-- begin DATA FOR PROCESSING --

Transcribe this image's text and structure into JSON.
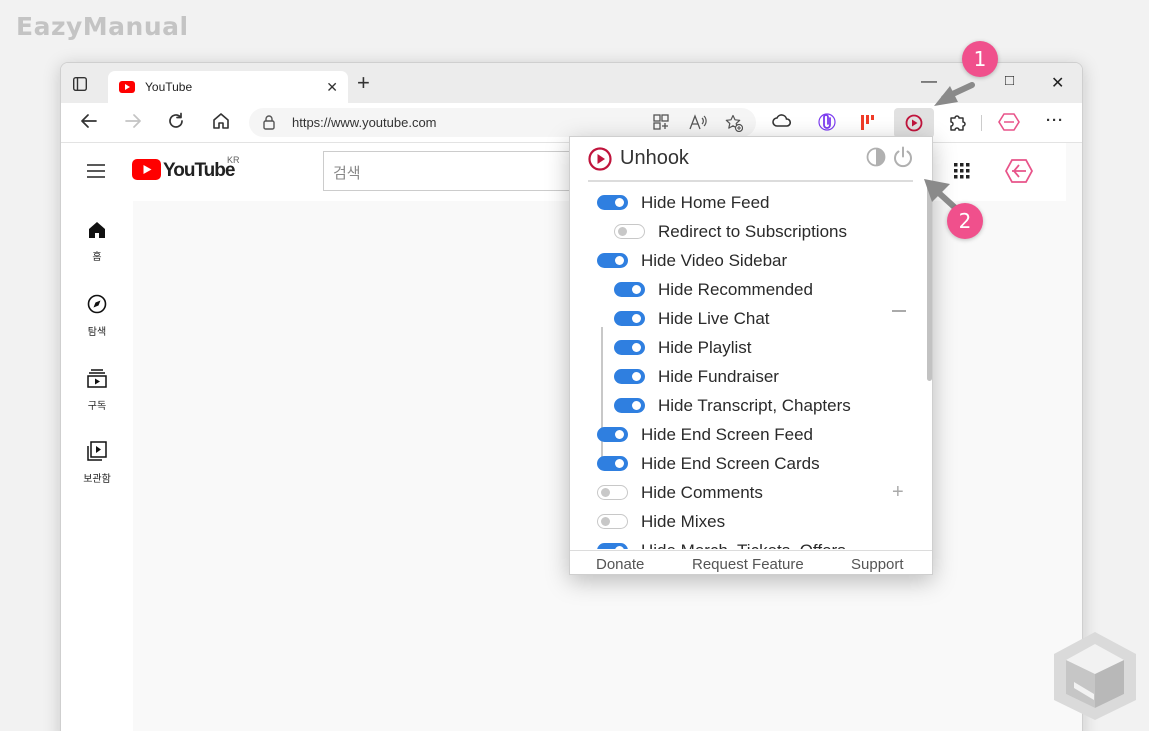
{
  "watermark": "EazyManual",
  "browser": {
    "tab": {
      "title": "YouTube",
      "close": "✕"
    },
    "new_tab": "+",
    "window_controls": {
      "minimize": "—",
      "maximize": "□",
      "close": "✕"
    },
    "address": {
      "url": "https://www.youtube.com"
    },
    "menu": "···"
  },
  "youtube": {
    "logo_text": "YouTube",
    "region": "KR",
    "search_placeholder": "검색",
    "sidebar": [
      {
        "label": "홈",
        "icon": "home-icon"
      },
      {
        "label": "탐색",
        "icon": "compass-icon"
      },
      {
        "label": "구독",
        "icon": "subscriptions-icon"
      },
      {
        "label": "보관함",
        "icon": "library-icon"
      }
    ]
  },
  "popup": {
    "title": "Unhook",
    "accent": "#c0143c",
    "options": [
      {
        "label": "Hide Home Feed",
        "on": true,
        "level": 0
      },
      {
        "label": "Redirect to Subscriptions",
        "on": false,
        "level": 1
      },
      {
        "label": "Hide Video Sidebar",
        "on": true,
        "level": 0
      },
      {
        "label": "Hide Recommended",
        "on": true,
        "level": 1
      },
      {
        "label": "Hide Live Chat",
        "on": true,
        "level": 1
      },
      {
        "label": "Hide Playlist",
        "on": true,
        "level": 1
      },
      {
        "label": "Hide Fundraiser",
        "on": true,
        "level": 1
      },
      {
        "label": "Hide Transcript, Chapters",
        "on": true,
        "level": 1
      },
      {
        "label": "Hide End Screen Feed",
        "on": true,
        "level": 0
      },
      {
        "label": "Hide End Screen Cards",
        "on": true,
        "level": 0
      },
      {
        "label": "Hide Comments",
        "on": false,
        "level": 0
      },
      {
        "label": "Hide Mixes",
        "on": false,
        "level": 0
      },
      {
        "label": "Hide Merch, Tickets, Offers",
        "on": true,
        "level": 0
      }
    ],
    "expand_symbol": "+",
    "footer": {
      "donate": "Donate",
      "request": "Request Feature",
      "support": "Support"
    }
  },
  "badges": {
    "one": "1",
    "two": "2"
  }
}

-- end DATA FOR PROCESSING --
-- begin DATA FOR PROCESSING --

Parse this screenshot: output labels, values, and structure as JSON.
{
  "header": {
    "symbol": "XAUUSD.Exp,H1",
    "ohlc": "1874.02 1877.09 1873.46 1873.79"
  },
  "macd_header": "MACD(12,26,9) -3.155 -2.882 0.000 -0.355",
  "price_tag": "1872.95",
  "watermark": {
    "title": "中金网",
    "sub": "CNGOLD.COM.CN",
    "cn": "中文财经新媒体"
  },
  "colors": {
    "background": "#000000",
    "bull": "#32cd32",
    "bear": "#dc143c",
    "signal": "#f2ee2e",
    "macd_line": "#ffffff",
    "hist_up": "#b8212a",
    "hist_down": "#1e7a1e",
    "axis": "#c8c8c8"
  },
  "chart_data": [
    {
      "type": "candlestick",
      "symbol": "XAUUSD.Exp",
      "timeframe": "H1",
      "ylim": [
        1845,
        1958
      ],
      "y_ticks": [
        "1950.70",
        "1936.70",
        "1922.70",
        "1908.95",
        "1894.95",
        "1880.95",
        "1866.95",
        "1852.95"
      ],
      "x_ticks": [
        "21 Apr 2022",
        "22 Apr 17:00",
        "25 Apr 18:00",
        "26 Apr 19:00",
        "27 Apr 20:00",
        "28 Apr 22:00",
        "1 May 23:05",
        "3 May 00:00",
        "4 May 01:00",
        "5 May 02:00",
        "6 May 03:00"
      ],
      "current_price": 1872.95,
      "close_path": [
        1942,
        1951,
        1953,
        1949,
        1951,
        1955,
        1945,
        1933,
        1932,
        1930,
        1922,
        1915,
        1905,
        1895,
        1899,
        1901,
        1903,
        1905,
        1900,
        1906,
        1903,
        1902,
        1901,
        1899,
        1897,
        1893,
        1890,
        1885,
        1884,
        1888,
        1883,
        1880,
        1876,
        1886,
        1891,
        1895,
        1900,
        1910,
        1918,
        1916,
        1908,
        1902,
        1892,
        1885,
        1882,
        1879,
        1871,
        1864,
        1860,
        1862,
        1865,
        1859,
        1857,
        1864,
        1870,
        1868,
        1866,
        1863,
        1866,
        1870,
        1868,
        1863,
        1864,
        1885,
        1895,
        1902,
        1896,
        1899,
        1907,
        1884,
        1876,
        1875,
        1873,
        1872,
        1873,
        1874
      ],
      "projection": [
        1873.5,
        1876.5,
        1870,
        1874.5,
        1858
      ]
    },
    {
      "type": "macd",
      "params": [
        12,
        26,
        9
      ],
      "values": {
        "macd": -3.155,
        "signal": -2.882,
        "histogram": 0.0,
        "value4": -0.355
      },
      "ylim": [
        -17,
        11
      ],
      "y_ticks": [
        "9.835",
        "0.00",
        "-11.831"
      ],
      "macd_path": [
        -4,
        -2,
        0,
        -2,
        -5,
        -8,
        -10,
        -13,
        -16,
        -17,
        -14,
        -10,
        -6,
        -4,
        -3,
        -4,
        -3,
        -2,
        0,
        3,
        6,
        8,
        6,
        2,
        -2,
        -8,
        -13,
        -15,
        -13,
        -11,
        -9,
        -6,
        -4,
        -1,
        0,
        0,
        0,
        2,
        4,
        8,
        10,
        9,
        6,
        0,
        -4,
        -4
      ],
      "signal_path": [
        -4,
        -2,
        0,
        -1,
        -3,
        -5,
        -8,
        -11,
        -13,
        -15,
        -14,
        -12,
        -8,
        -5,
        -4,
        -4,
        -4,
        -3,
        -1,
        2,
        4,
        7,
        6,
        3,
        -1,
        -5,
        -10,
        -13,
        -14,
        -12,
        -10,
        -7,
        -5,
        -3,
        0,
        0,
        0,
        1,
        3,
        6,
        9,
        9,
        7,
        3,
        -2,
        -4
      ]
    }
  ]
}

-- end DATA FOR PROCESSING --

Pick out, from the lines above, every one that contains the string "XAUUSD".

FINAL RESULT:
    "symbol": "XAUUSD.Exp,H1",
      "symbol": "XAUUSD.Exp",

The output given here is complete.